» What is required
Report, word for word, every line of the material that contains "xlabel".
>> Start
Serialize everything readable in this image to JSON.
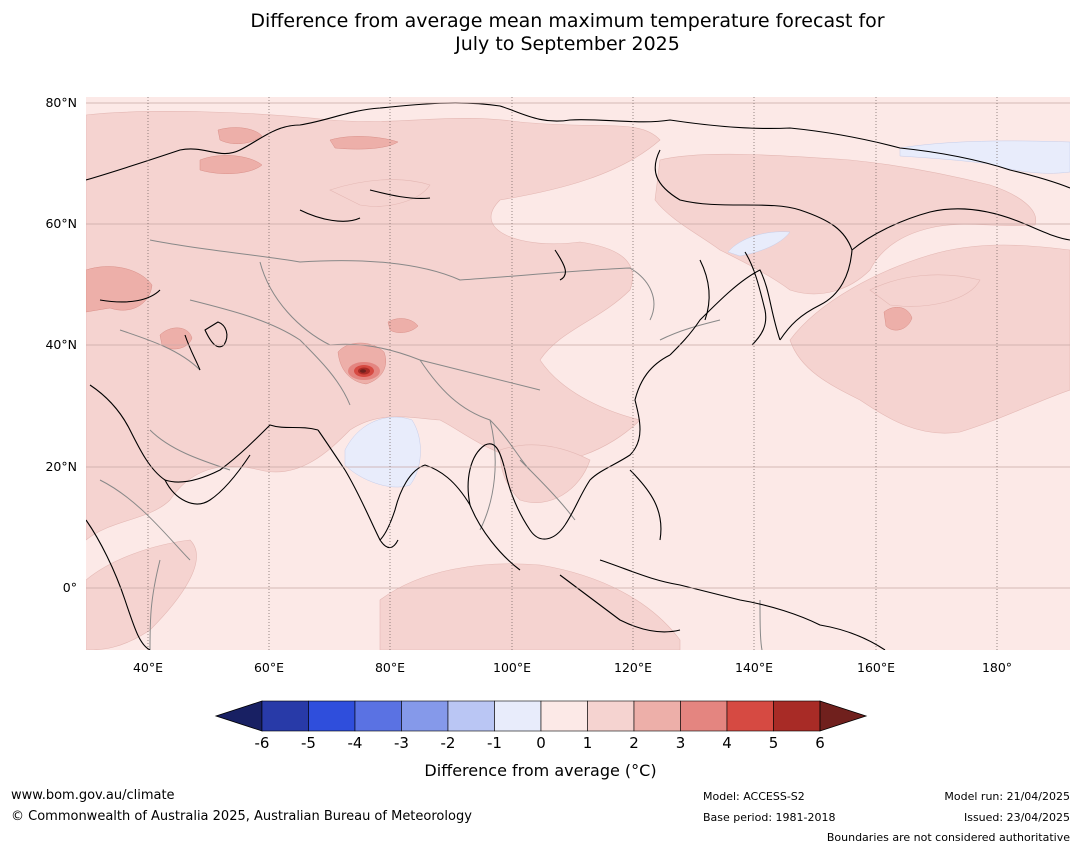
{
  "title": {
    "line1": "Difference from average mean maximum temperature forecast for",
    "line2": "July to September 2025"
  },
  "map": {
    "region": "Asia",
    "lat_labels": [
      "80°N",
      "60°N",
      "40°N",
      "20°N",
      "0°"
    ],
    "lon_labels": [
      "40°E",
      "60°E",
      "80°E",
      "100°E",
      "120°E",
      "140°E",
      "160°E",
      "180°"
    ],
    "graticule": "dotted meridians, solid parallels",
    "country_boundaries": "grey",
    "coastlines": "black"
  },
  "colorbar": {
    "ticks": [
      "-6",
      "-5",
      "-4",
      "-3",
      "-2",
      "-1",
      "0",
      "1",
      "2",
      "3",
      "4",
      "5",
      "6"
    ],
    "colors": [
      "#182063",
      "#283aa8",
      "#2f4edc",
      "#5a72e3",
      "#8599ea",
      "#bac6f4",
      "#e8ecfb",
      "#fce9e7",
      "#f5d3d0",
      "#edafa9",
      "#e48580",
      "#d64a42",
      "#a82b26",
      "#70201d"
    ],
    "label": "Difference from average ( $^\\circ$C)",
    "label_display": "Difference from average (°C)"
  },
  "footer": {
    "website": "www.bom.gov.au/climate",
    "copyright": "© Commonwealth of Australia 2025, Australian Bureau of Meteorology",
    "model": "Model: ACCESS-S2",
    "base_period": "Base period: 1981-2018",
    "model_run": "Model run: 21/04/2025",
    "issued": "Issued: 23/04/2025",
    "disclaimer": "Boundaries are not considered authoritative"
  }
}
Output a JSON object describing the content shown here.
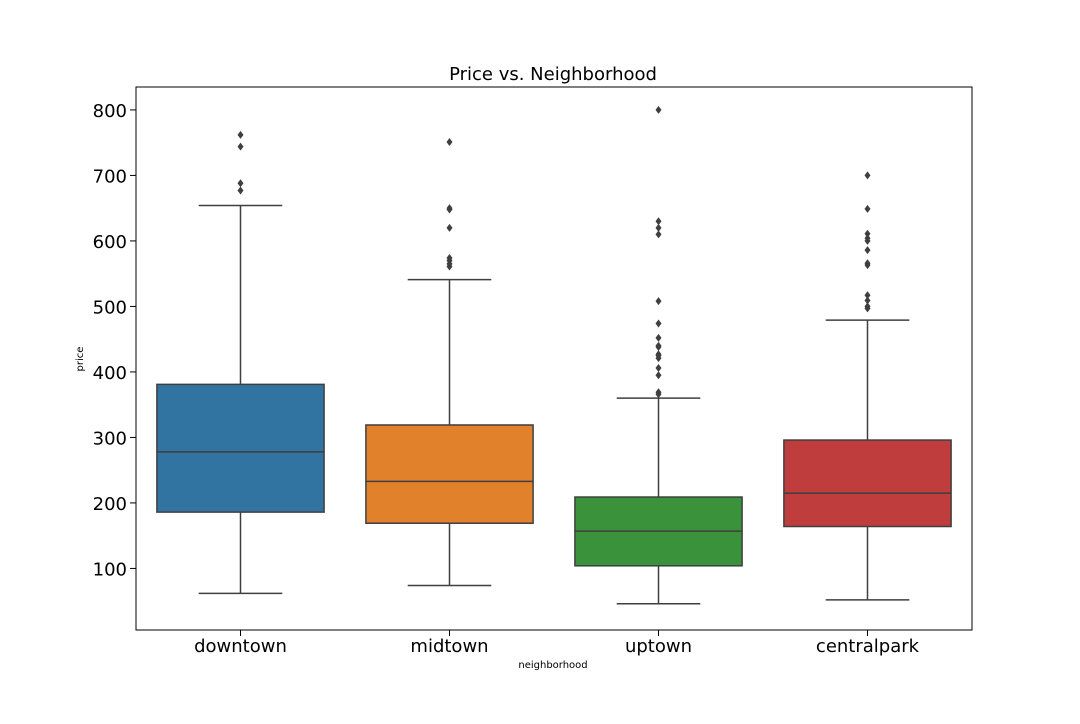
{
  "chart_data": {
    "type": "box",
    "title": "Price vs. Neighborhood",
    "xlabel": "neighborhood",
    "ylabel": "price",
    "ylim": [
      6,
      835
    ],
    "yticks": [
      100,
      200,
      300,
      400,
      500,
      600,
      700,
      800
    ],
    "grid": false,
    "categories": [
      "downtown",
      "midtown",
      "uptown",
      "centralpark"
    ],
    "colors": [
      "#3274a1",
      "#e1812c",
      "#3a923a",
      "#c03d3e"
    ],
    "line_color": "#3f3f3f",
    "series": [
      {
        "category": "downtown",
        "whisker_low": 62,
        "q1": 186,
        "median": 278,
        "q3": 381,
        "whisker_high": 654,
        "outliers": [
          677,
          688,
          744,
          762
        ]
      },
      {
        "category": "midtown",
        "whisker_low": 74,
        "q1": 169,
        "median": 233,
        "q3": 319,
        "whisker_high": 541,
        "outliers": [
          561,
          565,
          570,
          574,
          620,
          648,
          650,
          751
        ]
      },
      {
        "category": "uptown",
        "whisker_low": 46,
        "q1": 104,
        "median": 157,
        "q3": 209,
        "whisker_high": 360,
        "outliers": [
          366,
          369,
          395,
          406,
          421,
          425,
          427,
          438,
          440,
          452,
          474,
          508,
          610,
          620,
          630,
          800
        ]
      },
      {
        "category": "centralpark",
        "whisker_low": 52,
        "q1": 164,
        "median": 215,
        "q3": 296,
        "whisker_high": 479,
        "outliers": [
          497,
          500,
          509,
          517,
          563,
          566,
          586,
          600,
          604,
          611,
          649,
          700
        ]
      }
    ]
  }
}
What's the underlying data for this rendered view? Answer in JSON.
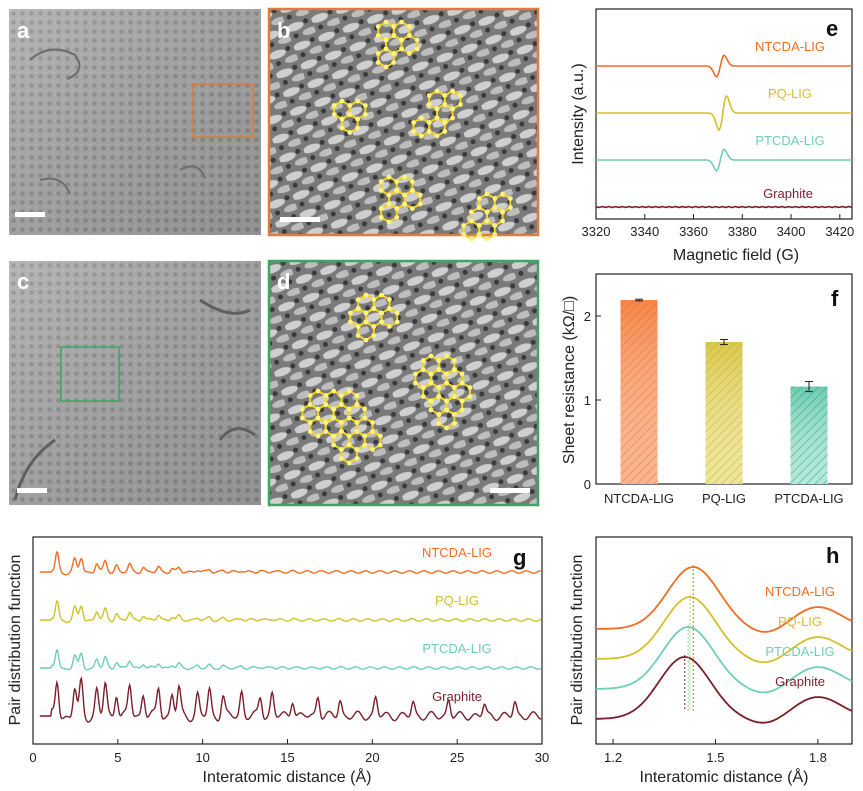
{
  "panels": {
    "a": {
      "letter": "a"
    },
    "b": {
      "letter": "b"
    },
    "c": {
      "letter": "c"
    },
    "d": {
      "letter": "d"
    }
  },
  "colors": {
    "NTCDA-LIG": "#f26d24",
    "PQ-LIG": "#d4c12a",
    "PTCDA-LIG": "#6fcfb5",
    "Graphite": "#7a1f2b",
    "box_b": "#e07b39",
    "box_d": "#3aa860",
    "hexagon": "#f2d21a"
  },
  "chart_data": [
    {
      "panel": "e",
      "type": "line",
      "xlabel": "Magnetic field (G)",
      "ylabel": "Intensity (a.u.)",
      "xlim": [
        3320,
        3425
      ],
      "xticks": [
        3320,
        3340,
        3360,
        3380,
        3400,
        3420
      ],
      "series": [
        {
          "name": "NTCDA-LIG",
          "offset": 3,
          "center": 3371,
          "amplitude": 0.35
        },
        {
          "name": "PQ-LIG",
          "offset": 2,
          "center": 3372,
          "amplitude": 0.55
        },
        {
          "name": "PTCDA-LIG",
          "offset": 1,
          "center": 3371,
          "amplitude": 0.35
        },
        {
          "name": "Graphite",
          "offset": 0,
          "center": 3371,
          "amplitude": 0
        }
      ]
    },
    {
      "panel": "f",
      "type": "bar",
      "ylabel": "Sheet resistance (kΩ/□)",
      "ylim": [
        0,
        2.5
      ],
      "yticks": [
        0,
        1,
        2
      ],
      "categories": [
        "NTCDA-LIG",
        "PQ-LIG",
        "PTCDA-LIG"
      ],
      "values": [
        2.19,
        1.69,
        1.16
      ],
      "errors": [
        0.01,
        0.03,
        0.06
      ]
    },
    {
      "panel": "g",
      "type": "line",
      "xlabel": "Interatomic distance (Å)",
      "ylabel": "Pair distribution function",
      "xlim": [
        0,
        30
      ],
      "xticks": [
        0,
        5,
        10,
        15,
        20,
        25,
        30
      ],
      "series": [
        {
          "name": "NTCDA-LIG",
          "offset": 3
        },
        {
          "name": "PQ-LIG",
          "offset": 2
        },
        {
          "name": "PTCDA-LIG",
          "offset": 1
        },
        {
          "name": "Graphite",
          "offset": 0
        }
      ]
    },
    {
      "panel": "h",
      "type": "line",
      "xlabel": "Interatomic distance (Å)",
      "ylabel": "Pair distribution function",
      "xlim": [
        1.15,
        1.9
      ],
      "xticks": [
        1.2,
        1.5,
        1.8
      ],
      "series": [
        {
          "name": "NTCDA-LIG",
          "offset": 3,
          "peak": 1.435
        },
        {
          "name": "PQ-LIG",
          "offset": 2,
          "peak": 1.425
        },
        {
          "name": "PTCDA-LIG",
          "offset": 1,
          "peak": 1.42
        },
        {
          "name": "Graphite",
          "offset": 0,
          "peak": 1.41
        }
      ]
    }
  ]
}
>> End
» Finished task
    "xlabel": "neighborhood",
      "xlabel": "Magnetic field (G)",
      "xlabel": "Interatomic distance (Å)",
      "xlabel": "Interatomic distance (Å)",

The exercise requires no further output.